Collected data
• • • • •
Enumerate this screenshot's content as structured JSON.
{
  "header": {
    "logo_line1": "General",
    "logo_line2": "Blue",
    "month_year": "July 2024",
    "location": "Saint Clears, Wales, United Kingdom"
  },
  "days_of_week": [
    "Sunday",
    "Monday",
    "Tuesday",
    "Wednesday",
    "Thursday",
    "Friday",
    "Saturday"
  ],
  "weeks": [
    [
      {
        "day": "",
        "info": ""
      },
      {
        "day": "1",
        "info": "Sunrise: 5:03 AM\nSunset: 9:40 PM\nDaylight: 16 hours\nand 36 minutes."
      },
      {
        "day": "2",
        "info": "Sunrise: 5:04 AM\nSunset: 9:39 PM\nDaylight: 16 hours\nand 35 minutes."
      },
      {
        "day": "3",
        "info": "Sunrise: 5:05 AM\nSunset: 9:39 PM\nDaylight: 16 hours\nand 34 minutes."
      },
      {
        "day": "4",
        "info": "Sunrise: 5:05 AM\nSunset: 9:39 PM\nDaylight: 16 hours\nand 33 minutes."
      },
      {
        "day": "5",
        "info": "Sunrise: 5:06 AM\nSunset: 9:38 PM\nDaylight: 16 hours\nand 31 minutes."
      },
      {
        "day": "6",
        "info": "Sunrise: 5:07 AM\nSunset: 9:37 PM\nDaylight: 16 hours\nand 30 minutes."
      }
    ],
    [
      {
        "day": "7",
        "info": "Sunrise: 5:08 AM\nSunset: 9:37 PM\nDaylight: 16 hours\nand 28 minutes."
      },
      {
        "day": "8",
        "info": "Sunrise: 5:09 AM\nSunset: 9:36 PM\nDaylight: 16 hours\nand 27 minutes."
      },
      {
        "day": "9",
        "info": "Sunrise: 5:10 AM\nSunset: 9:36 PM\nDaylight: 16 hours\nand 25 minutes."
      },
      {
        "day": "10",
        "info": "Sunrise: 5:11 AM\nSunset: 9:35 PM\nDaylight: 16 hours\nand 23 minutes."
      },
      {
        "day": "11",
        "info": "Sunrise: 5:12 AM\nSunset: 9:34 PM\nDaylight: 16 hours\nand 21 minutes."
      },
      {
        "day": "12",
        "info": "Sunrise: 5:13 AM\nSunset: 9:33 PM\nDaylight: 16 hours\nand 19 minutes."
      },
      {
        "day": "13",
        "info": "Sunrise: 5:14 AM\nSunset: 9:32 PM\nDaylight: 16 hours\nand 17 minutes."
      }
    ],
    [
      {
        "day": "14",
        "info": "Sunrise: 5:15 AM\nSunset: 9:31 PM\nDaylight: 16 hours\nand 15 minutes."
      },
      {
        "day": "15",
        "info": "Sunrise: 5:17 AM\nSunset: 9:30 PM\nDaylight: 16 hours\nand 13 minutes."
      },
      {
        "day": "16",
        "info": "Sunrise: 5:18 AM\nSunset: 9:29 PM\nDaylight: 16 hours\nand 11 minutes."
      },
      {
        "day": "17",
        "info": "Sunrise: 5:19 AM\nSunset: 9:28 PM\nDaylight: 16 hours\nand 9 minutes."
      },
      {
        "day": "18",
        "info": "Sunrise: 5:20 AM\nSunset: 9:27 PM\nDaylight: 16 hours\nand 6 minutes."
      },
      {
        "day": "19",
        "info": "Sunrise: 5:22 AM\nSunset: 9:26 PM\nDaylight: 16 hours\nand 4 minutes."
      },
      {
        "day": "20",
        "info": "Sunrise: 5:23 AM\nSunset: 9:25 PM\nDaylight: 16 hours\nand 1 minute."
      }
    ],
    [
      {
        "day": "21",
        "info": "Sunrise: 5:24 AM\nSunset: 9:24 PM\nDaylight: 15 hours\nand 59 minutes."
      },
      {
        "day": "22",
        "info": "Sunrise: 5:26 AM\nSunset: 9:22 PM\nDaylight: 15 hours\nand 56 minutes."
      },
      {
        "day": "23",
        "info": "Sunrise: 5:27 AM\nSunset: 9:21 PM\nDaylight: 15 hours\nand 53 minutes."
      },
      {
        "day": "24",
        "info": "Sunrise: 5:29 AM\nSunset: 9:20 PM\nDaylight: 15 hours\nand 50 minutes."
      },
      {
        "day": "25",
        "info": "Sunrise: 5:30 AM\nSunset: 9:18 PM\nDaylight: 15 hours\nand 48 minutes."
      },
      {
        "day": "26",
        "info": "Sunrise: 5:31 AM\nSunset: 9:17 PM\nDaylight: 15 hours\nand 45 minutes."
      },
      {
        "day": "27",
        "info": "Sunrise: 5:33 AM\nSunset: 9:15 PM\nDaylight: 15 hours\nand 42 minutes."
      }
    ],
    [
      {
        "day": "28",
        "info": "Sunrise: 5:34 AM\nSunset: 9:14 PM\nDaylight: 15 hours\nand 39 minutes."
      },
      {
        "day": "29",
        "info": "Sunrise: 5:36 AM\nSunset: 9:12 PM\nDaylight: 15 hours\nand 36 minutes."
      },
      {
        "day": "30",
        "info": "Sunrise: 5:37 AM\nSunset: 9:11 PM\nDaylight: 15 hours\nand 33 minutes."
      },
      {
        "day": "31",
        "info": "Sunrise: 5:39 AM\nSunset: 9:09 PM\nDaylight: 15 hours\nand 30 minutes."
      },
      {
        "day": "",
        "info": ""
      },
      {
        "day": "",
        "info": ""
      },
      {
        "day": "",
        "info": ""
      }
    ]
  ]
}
• • • • •
◆ GIVEN INSTRUCTION ◆
Take the data above and return it exactly.

◆ THE REPLY ◆
Enumerate this screenshot's content as structured JSON.
{
  "header": {
    "logo_line1": "General",
    "logo_line2": "Blue",
    "month_year": "July 2024",
    "location": "Saint Clears, Wales, United Kingdom"
  },
  "days_of_week": [
    "Sunday",
    "Monday",
    "Tuesday",
    "Wednesday",
    "Thursday",
    "Friday",
    "Saturday"
  ],
  "weeks": [
    [
      {
        "day": "",
        "info": ""
      },
      {
        "day": "1",
        "info": "Sunrise: 5:03 AM\nSunset: 9:40 PM\nDaylight: 16 hours\nand 36 minutes."
      },
      {
        "day": "2",
        "info": "Sunrise: 5:04 AM\nSunset: 9:39 PM\nDaylight: 16 hours\nand 35 minutes."
      },
      {
        "day": "3",
        "info": "Sunrise: 5:05 AM\nSunset: 9:39 PM\nDaylight: 16 hours\nand 34 minutes."
      },
      {
        "day": "4",
        "info": "Sunrise: 5:05 AM\nSunset: 9:39 PM\nDaylight: 16 hours\nand 33 minutes."
      },
      {
        "day": "5",
        "info": "Sunrise: 5:06 AM\nSunset: 9:38 PM\nDaylight: 16 hours\nand 31 minutes."
      },
      {
        "day": "6",
        "info": "Sunrise: 5:07 AM\nSunset: 9:37 PM\nDaylight: 16 hours\nand 30 minutes."
      }
    ],
    [
      {
        "day": "7",
        "info": "Sunrise: 5:08 AM\nSunset: 9:37 PM\nDaylight: 16 hours\nand 28 minutes."
      },
      {
        "day": "8",
        "info": "Sunrise: 5:09 AM\nSunset: 9:36 PM\nDaylight: 16 hours\nand 27 minutes."
      },
      {
        "day": "9",
        "info": "Sunrise: 5:10 AM\nSunset: 9:36 PM\nDaylight: 16 hours\nand 25 minutes."
      },
      {
        "day": "10",
        "info": "Sunrise: 5:11 AM\nSunset: 9:35 PM\nDaylight: 16 hours\nand 23 minutes."
      },
      {
        "day": "11",
        "info": "Sunrise: 5:12 AM\nSunset: 9:34 PM\nDaylight: 16 hours\nand 21 minutes."
      },
      {
        "day": "12",
        "info": "Sunrise: 5:13 AM\nSunset: 9:33 PM\nDaylight: 16 hours\nand 19 minutes."
      },
      {
        "day": "13",
        "info": "Sunrise: 5:14 AM\nSunset: 9:32 PM\nDaylight: 16 hours\nand 17 minutes."
      }
    ],
    [
      {
        "day": "14",
        "info": "Sunrise: 5:15 AM\nSunset: 9:31 PM\nDaylight: 16 hours\nand 15 minutes."
      },
      {
        "day": "15",
        "info": "Sunrise: 5:17 AM\nSunset: 9:30 PM\nDaylight: 16 hours\nand 13 minutes."
      },
      {
        "day": "16",
        "info": "Sunrise: 5:18 AM\nSunset: 9:29 PM\nDaylight: 16 hours\nand 11 minutes."
      },
      {
        "day": "17",
        "info": "Sunrise: 5:19 AM\nSunset: 9:28 PM\nDaylight: 16 hours\nand 9 minutes."
      },
      {
        "day": "18",
        "info": "Sunrise: 5:20 AM\nSunset: 9:27 PM\nDaylight: 16 hours\nand 6 minutes."
      },
      {
        "day": "19",
        "info": "Sunrise: 5:22 AM\nSunset: 9:26 PM\nDaylight: 16 hours\nand 4 minutes."
      },
      {
        "day": "20",
        "info": "Sunrise: 5:23 AM\nSunset: 9:25 PM\nDaylight: 16 hours\nand 1 minute."
      }
    ],
    [
      {
        "day": "21",
        "info": "Sunrise: 5:24 AM\nSunset: 9:24 PM\nDaylight: 15 hours\nand 59 minutes."
      },
      {
        "day": "22",
        "info": "Sunrise: 5:26 AM\nSunset: 9:22 PM\nDaylight: 15 hours\nand 56 minutes."
      },
      {
        "day": "23",
        "info": "Sunrise: 5:27 AM\nSunset: 9:21 PM\nDaylight: 15 hours\nand 53 minutes."
      },
      {
        "day": "24",
        "info": "Sunrise: 5:29 AM\nSunset: 9:20 PM\nDaylight: 15 hours\nand 50 minutes."
      },
      {
        "day": "25",
        "info": "Sunrise: 5:30 AM\nSunset: 9:18 PM\nDaylight: 15 hours\nand 48 minutes."
      },
      {
        "day": "26",
        "info": "Sunrise: 5:31 AM\nSunset: 9:17 PM\nDaylight: 15 hours\nand 45 minutes."
      },
      {
        "day": "27",
        "info": "Sunrise: 5:33 AM\nSunset: 9:15 PM\nDaylight: 15 hours\nand 42 minutes."
      }
    ],
    [
      {
        "day": "28",
        "info": "Sunrise: 5:34 AM\nSunset: 9:14 PM\nDaylight: 15 hours\nand 39 minutes."
      },
      {
        "day": "29",
        "info": "Sunrise: 5:36 AM\nSunset: 9:12 PM\nDaylight: 15 hours\nand 36 minutes."
      },
      {
        "day": "30",
        "info": "Sunrise: 5:37 AM\nSunset: 9:11 PM\nDaylight: 15 hours\nand 33 minutes."
      },
      {
        "day": "31",
        "info": "Sunrise: 5:39 AM\nSunset: 9:09 PM\nDaylight: 15 hours\nand 30 minutes."
      },
      {
        "day": "",
        "info": ""
      },
      {
        "day": "",
        "info": ""
      },
      {
        "day": "",
        "info": ""
      }
    ]
  ]
}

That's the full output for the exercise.